* To be done
Restate the entries word for word, omitting nothing.

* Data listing
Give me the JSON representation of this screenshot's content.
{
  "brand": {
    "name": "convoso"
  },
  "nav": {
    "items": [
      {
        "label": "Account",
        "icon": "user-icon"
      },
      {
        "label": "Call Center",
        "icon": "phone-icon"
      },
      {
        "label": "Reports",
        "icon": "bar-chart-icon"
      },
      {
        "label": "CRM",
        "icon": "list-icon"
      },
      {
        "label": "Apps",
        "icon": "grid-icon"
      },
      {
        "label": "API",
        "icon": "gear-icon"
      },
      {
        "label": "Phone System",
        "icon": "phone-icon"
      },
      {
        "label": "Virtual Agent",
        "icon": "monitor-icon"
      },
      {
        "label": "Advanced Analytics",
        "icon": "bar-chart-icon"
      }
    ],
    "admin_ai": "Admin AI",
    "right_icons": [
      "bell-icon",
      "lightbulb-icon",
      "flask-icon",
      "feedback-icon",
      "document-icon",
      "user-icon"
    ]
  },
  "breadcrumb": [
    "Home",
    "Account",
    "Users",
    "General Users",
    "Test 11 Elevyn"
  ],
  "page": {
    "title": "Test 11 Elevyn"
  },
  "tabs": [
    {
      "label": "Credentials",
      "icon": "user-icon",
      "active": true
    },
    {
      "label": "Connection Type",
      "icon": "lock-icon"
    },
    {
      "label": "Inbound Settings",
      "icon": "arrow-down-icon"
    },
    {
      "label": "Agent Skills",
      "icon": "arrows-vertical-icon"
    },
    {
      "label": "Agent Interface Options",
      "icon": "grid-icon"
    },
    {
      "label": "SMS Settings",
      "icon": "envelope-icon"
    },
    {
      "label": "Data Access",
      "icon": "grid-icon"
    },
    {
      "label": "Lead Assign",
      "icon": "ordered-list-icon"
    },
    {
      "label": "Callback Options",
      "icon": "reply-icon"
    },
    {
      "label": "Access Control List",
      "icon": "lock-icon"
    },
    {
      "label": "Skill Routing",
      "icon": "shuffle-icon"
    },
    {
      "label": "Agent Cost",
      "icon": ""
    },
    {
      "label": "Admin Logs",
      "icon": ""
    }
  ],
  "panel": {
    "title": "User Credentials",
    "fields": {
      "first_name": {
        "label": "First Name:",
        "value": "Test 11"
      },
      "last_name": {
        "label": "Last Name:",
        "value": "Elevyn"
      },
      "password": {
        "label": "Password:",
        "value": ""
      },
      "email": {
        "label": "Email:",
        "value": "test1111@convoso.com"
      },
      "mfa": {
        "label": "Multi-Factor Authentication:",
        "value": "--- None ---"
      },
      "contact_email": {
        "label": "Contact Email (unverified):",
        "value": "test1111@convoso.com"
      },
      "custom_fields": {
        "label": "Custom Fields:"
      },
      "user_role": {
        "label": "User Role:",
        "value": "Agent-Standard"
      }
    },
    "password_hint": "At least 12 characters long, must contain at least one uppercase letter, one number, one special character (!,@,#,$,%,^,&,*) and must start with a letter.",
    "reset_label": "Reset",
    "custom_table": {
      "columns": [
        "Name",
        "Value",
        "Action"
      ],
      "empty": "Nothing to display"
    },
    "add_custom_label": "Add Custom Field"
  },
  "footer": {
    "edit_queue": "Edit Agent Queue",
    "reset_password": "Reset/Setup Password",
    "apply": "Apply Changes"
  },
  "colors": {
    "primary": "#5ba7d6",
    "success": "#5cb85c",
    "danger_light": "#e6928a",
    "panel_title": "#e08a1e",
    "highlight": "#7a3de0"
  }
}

* Task output
Give me the JSON representation of this screenshot's content.
{
  "brand": {
    "name": "convoso"
  },
  "nav": {
    "items": [
      {
        "label": "Account",
        "icon": "user-icon"
      },
      {
        "label": "Call Center",
        "icon": "phone-icon"
      },
      {
        "label": "Reports",
        "icon": "bar-chart-icon"
      },
      {
        "label": "CRM",
        "icon": "list-icon"
      },
      {
        "label": "Apps",
        "icon": "grid-icon"
      },
      {
        "label": "API",
        "icon": "gear-icon"
      },
      {
        "label": "Phone System",
        "icon": "phone-icon"
      },
      {
        "label": "Virtual Agent",
        "icon": "monitor-icon"
      },
      {
        "label": "Advanced Analytics",
        "icon": "bar-chart-icon"
      }
    ],
    "admin_ai": "Admin AI",
    "right_icons": [
      "bell-icon",
      "lightbulb-icon",
      "flask-icon",
      "feedback-icon",
      "document-icon",
      "user-icon"
    ]
  },
  "breadcrumb": [
    "Home",
    "Account",
    "Users",
    "General Users",
    "Test 11 Elevyn"
  ],
  "page": {
    "title": "Test 11 Elevyn"
  },
  "tabs": [
    {
      "label": "Credentials",
      "icon": "user-icon",
      "active": true
    },
    {
      "label": "Connection Type",
      "icon": "lock-icon"
    },
    {
      "label": "Inbound Settings",
      "icon": "arrow-down-icon"
    },
    {
      "label": "Agent Skills",
      "icon": "arrows-vertical-icon"
    },
    {
      "label": "Agent Interface Options",
      "icon": "grid-icon"
    },
    {
      "label": "SMS Settings",
      "icon": "envelope-icon"
    },
    {
      "label": "Data Access",
      "icon": "grid-icon"
    },
    {
      "label": "Lead Assign",
      "icon": "ordered-list-icon"
    },
    {
      "label": "Callback Options",
      "icon": "reply-icon"
    },
    {
      "label": "Access Control List",
      "icon": "lock-icon"
    },
    {
      "label": "Skill Routing",
      "icon": "shuffle-icon"
    },
    {
      "label": "Agent Cost",
      "icon": ""
    },
    {
      "label": "Admin Logs",
      "icon": ""
    }
  ],
  "panel": {
    "title": "User Credentials",
    "fields": {
      "first_name": {
        "label": "First Name:",
        "value": "Test 11"
      },
      "last_name": {
        "label": "Last Name:",
        "value": "Elevyn"
      },
      "password": {
        "label": "Password:",
        "value": ""
      },
      "email": {
        "label": "Email:",
        "value": "test1111@convoso.com"
      },
      "mfa": {
        "label": "Multi-Factor Authentication:",
        "value": "--- None ---"
      },
      "contact_email": {
        "label": "Contact Email (unverified):",
        "value": "test1111@convoso.com"
      },
      "custom_fields": {
        "label": "Custom Fields:"
      },
      "user_role": {
        "label": "User Role:",
        "value": "Agent-Standard"
      }
    },
    "password_hint": "At least 12 characters long, must contain at least one uppercase letter, one number, one special character (!,@,#,$,%,^,&,*) and must start with a letter.",
    "reset_label": "Reset",
    "custom_table": {
      "columns": [
        "Name",
        "Value",
        "Action"
      ],
      "empty": "Nothing to display"
    },
    "add_custom_label": "Add Custom Field"
  },
  "footer": {
    "edit_queue": "Edit Agent Queue",
    "reset_password": "Reset/Setup Password",
    "apply": "Apply Changes"
  },
  "colors": {
    "primary": "#5ba7d6",
    "success": "#5cb85c",
    "danger_light": "#e6928a",
    "panel_title": "#e08a1e",
    "highlight": "#7a3de0"
  }
}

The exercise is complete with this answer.